— Material for this exercise —
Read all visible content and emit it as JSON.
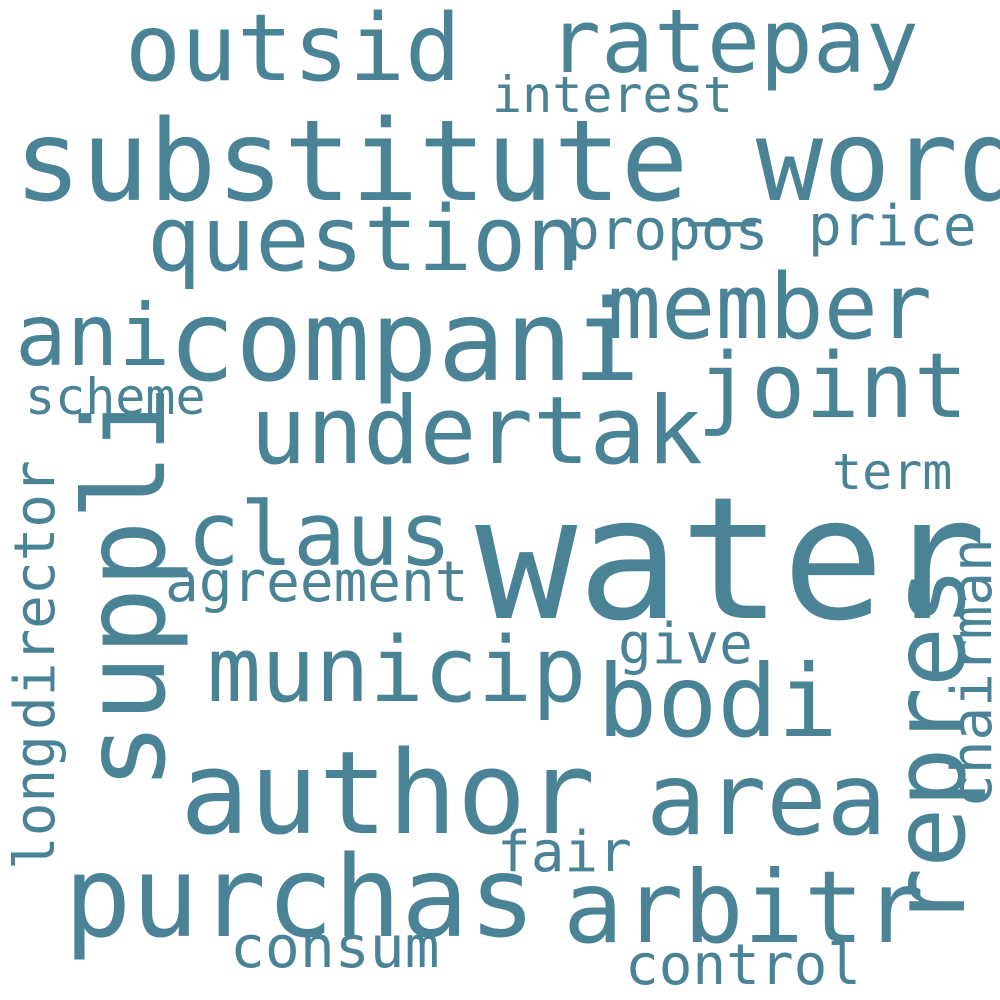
{
  "cloud": {
    "color": "#4a8396",
    "background": "#ffffff",
    "words": {
      "water": "water",
      "substitute_word": "substitute_word",
      "companipre": "compani",
      "suppli": "suppli",
      "author": "author",
      "purchas": "purchas",
      "outsid": "outsid",
      "ratepay": "ratepay",
      "undertak": "undertak",
      "question": "question",
      "member": "member",
      "joint": "joint",
      "ani": "ani",
      "municip": "municip",
      "bodi": "bodi",
      "area": "area",
      "arbitr": "arbitr",
      "repres": "repres",
      "claus": "claus",
      "interest": "interest",
      "propos": "propos",
      "price": "price",
      "scheme": "scheme",
      "term": "term",
      "agreement": "agreement",
      "give": "give",
      "director": "director",
      "long": "long",
      "chairman": "chairman",
      "fair": "fair",
      "consum": "consum",
      "control": "control"
    }
  }
}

— Task description —
Except for the pictures, copy every line of the records above exactly.

— Exercise output —
Read all visible content and emit it as JSON.
{
  "cloud": {
    "color": "#4a8396",
    "background": "#ffffff",
    "words": {
      "water": "water",
      "substitute_word": "substitute_word",
      "companipre": "compani",
      "suppli": "suppli",
      "author": "author",
      "purchas": "purchas",
      "outsid": "outsid",
      "ratepay": "ratepay",
      "undertak": "undertak",
      "question": "question",
      "member": "member",
      "joint": "joint",
      "ani": "ani",
      "municip": "municip",
      "bodi": "bodi",
      "area": "area",
      "arbitr": "arbitr",
      "repres": "repres",
      "claus": "claus",
      "interest": "interest",
      "propos": "propos",
      "price": "price",
      "scheme": "scheme",
      "term": "term",
      "agreement": "agreement",
      "give": "give",
      "director": "director",
      "long": "long",
      "chairman": "chairman",
      "fair": "fair",
      "consum": "consum",
      "control": "control"
    }
  }
}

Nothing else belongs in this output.